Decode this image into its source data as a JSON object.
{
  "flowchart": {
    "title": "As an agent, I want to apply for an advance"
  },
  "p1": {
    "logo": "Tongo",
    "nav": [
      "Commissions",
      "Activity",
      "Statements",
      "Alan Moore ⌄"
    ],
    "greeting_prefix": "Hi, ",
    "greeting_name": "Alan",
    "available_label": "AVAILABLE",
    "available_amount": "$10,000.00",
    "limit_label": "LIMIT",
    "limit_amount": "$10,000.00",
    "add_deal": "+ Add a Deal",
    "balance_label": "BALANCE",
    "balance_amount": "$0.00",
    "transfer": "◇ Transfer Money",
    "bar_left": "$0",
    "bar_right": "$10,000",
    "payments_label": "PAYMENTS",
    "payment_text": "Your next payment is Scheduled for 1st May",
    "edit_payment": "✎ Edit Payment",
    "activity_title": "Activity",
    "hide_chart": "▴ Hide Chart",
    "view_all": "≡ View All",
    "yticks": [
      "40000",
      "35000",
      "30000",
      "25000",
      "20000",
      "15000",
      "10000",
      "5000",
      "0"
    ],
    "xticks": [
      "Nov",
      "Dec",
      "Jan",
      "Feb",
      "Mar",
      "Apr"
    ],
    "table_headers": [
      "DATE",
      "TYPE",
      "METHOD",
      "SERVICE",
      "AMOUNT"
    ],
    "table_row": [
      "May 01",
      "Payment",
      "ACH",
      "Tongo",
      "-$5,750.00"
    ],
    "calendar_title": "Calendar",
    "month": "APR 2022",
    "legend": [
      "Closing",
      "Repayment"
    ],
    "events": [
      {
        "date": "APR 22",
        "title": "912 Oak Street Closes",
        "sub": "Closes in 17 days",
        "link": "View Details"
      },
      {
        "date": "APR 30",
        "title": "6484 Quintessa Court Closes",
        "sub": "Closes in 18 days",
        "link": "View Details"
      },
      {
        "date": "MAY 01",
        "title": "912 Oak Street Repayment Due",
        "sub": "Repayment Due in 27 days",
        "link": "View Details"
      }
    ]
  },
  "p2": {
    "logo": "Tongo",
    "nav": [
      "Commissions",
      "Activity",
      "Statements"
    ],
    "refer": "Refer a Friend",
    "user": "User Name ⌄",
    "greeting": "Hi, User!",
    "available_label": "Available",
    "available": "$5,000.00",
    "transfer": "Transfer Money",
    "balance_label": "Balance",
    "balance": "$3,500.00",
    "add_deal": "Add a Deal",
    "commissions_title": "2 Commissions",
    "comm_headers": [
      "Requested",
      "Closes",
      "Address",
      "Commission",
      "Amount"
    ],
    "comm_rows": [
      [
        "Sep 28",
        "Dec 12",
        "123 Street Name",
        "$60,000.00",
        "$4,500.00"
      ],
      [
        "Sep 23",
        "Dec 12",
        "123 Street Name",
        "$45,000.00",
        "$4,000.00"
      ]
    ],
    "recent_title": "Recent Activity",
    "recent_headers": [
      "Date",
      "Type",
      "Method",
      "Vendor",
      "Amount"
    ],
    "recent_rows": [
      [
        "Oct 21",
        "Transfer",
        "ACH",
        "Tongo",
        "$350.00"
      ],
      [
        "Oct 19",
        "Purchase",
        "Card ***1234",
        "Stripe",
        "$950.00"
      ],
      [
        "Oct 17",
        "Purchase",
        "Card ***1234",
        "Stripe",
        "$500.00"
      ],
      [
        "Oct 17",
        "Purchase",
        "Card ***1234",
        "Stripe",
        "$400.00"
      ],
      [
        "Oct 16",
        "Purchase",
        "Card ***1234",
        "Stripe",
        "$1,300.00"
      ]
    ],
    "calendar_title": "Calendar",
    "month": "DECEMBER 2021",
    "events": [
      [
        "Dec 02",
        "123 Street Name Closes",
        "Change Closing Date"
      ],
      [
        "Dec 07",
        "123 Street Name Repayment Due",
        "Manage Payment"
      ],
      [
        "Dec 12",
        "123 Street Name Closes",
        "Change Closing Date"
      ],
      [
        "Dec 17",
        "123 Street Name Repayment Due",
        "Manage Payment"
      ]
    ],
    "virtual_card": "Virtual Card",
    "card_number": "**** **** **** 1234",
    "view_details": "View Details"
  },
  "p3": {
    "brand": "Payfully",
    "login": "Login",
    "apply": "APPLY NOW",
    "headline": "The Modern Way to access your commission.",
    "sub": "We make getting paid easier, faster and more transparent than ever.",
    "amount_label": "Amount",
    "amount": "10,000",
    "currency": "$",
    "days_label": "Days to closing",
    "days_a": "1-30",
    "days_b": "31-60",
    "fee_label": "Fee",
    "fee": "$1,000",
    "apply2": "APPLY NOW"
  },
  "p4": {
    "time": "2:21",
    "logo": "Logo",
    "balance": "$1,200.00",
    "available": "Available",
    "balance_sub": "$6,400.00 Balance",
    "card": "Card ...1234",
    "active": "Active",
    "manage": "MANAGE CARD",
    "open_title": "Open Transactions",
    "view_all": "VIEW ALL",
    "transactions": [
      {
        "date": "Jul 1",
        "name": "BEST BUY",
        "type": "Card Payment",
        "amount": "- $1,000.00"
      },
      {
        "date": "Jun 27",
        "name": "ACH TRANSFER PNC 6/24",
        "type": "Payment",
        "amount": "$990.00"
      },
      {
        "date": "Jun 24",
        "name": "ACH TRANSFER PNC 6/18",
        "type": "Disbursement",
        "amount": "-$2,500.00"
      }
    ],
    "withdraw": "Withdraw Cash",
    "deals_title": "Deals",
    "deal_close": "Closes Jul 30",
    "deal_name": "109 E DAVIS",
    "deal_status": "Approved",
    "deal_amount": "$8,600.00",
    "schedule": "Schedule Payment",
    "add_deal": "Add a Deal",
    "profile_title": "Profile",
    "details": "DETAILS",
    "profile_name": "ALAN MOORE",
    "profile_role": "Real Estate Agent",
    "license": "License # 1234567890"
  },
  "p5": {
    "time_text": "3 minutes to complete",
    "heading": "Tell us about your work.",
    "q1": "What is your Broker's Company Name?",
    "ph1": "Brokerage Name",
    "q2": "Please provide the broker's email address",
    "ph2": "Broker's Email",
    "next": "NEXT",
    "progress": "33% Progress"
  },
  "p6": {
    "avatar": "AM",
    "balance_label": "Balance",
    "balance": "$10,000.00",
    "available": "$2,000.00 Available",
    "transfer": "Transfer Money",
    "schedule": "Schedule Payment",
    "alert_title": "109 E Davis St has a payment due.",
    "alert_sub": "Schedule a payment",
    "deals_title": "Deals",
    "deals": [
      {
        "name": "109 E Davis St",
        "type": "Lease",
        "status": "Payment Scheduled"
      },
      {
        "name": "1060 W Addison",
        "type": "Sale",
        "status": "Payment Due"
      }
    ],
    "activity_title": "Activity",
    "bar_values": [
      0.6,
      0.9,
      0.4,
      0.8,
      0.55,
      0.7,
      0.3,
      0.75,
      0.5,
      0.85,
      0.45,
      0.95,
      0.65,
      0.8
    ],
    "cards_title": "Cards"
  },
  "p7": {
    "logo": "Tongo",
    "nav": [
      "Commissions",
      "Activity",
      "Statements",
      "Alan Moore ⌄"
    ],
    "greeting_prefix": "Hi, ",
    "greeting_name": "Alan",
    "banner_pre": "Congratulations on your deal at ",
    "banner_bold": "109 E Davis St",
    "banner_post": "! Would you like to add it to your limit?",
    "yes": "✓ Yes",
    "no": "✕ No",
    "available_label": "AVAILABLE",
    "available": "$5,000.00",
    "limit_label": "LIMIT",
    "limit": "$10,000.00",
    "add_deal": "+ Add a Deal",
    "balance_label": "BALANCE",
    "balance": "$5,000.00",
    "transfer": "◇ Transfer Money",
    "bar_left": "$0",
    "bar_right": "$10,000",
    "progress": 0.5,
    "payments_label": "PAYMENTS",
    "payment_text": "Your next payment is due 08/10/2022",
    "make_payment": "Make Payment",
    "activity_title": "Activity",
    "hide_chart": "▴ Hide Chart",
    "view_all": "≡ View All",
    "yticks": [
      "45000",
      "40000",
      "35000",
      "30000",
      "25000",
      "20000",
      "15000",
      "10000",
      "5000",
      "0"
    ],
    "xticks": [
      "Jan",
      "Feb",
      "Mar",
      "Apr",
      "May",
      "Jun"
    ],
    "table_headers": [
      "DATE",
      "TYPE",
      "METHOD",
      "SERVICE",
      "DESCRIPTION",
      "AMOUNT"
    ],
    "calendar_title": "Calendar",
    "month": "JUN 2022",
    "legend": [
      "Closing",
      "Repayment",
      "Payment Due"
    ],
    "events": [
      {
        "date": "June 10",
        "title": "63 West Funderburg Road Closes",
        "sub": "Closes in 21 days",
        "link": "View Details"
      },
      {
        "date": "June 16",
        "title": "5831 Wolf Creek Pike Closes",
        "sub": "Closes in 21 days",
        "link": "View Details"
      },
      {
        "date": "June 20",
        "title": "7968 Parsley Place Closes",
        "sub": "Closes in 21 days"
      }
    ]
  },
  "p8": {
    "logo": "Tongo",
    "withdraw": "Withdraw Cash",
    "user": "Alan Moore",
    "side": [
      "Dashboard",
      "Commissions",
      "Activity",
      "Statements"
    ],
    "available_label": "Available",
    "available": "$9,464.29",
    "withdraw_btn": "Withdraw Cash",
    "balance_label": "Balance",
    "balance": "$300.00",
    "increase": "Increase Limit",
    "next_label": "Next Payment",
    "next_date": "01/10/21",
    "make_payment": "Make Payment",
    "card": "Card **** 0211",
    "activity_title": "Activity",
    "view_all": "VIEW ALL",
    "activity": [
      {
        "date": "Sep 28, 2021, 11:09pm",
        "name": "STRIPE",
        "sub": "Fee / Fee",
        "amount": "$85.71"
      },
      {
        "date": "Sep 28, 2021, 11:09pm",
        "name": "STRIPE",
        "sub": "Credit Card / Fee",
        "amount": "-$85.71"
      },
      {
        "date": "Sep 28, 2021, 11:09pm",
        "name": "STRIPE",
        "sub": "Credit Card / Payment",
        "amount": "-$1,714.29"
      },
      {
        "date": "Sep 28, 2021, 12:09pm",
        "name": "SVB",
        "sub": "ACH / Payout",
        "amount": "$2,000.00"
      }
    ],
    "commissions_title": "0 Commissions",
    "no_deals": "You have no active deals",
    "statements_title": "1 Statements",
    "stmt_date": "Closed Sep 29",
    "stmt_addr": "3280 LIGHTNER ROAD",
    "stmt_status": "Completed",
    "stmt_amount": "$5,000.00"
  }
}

------------------------

§ **TASK TO CARRY OUT**: Identify and copy lines that hold the string "June".

§ **RESULT**:
        "date": "June 10",
        "date": "June 16",
        "date": "June 20",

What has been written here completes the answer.